• **Goal of the exercise**: Return the lines of the lawn forum thread excerpt word for word, starting at "I swear these" and ending at "for next year.".

• **Extract**:
+ + +

4 loads of thatch I had around the trees out front.


My new pushmower. Love this thing. Pushed all the Tif in the back today.



JD zero turn. It's good for making ruts in your yard spraying and backing trailers into tight spots.


----------



## Sbcgenii (May 13, 2018)

firefighter11 said:


> I know this is the lawn forum but how about pics of the camaro 🤭


Sorry I didn't see this sooner. The camaro isn't that nice to look at. It's all go no show. I did get some new parts for it this week though. BMR Turbo k member. Not in pics BMR upper and lower A arms. Driveshaft loop and subframe connectors.



Some random black marks I came across.


----------



## Sbcgenii (May 13, 2018)

TigerinFL said:


> we lived on 5 acres before moving to FL. i sure thought I wanted a 72" mower just to speed things up. everyone I talked with said don't go 72". you won't be happy. I ended up going with a 61" and it was OK but never was exactly what I wanted as far as the cut went. glad I didn't go 72". my yard wasn't nearly as nice as yours either.
> 
> doesn't HD rent a detatcher or a power rake? you'll get a whole lot more using one of those vs a hand rake.
> 
> can't wait to see your reel rider and what a difference it makes.


I swear these posts haven't been showing up for me before today.

I agree 100% with you on the mower thing and the power rake. I just don't have enough time all at once to get it all done. If I had 2 days or maybe 1 full day to do yard work i would be all over it. I also now believe I did not scalp low enough at the start of the year. I should have started lower but now I know for next year.

+ + +

Element position data:
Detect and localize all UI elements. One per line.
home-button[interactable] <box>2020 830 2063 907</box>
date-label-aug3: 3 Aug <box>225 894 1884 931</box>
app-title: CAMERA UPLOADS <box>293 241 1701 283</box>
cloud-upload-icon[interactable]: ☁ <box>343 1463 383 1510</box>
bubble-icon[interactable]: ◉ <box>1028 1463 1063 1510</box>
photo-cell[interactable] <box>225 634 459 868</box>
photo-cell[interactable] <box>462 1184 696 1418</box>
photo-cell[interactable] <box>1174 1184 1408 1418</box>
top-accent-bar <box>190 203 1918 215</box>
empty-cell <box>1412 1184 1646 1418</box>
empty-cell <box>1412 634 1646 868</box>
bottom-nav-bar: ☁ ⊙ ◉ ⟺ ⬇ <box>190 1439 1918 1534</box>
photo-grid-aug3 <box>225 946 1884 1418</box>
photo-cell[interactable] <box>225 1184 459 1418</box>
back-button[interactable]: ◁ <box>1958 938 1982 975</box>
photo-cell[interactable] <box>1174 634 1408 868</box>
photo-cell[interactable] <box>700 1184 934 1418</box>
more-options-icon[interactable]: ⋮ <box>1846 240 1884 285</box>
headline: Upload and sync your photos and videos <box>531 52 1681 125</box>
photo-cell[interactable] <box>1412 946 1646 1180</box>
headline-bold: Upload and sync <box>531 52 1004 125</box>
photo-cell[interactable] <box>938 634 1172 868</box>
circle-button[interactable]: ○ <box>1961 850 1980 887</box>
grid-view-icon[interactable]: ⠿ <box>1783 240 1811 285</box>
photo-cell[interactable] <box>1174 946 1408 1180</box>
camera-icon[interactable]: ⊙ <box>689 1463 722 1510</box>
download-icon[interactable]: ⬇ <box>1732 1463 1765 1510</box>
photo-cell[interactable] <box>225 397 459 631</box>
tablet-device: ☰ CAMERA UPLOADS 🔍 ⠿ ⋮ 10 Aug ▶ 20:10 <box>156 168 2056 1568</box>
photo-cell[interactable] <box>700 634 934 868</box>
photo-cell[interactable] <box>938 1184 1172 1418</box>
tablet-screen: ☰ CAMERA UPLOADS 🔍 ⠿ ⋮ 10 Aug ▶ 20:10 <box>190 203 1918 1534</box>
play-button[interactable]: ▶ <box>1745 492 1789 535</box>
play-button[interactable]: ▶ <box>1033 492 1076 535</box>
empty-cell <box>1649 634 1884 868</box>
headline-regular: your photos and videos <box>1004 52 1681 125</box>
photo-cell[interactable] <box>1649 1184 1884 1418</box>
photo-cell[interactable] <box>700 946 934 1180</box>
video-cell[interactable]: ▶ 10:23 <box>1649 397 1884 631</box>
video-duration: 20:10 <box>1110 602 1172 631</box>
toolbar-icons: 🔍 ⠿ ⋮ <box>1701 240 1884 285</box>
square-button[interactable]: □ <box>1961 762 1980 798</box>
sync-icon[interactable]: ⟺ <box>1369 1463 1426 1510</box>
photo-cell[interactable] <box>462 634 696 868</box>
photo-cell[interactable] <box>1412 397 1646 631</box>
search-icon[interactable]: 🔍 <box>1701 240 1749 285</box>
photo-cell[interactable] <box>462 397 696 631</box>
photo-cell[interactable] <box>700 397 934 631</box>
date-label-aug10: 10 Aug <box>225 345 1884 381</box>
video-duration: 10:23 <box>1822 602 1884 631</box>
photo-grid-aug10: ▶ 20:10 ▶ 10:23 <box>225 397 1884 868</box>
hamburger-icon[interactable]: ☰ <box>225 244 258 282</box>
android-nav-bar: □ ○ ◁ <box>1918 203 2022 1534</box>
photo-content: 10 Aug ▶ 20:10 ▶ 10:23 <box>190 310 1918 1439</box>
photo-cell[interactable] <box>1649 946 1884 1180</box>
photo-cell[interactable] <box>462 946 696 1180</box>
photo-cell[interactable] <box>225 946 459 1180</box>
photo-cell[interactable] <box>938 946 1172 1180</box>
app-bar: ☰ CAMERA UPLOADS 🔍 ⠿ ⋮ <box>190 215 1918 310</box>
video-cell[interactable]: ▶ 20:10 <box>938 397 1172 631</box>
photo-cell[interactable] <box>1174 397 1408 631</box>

+ + +

• **Written answer**:
I swear these posts haven't been showing up for me before today.

I agree 100% with you on the mower thing and the power rake. I just don't have enough time all at once to get it all done. If I had 2 days or maybe 1 full day to do yard work i would be all over it. I also now believe I did not scalp low enough at the start of the year. I should have started lower but now I know for next year.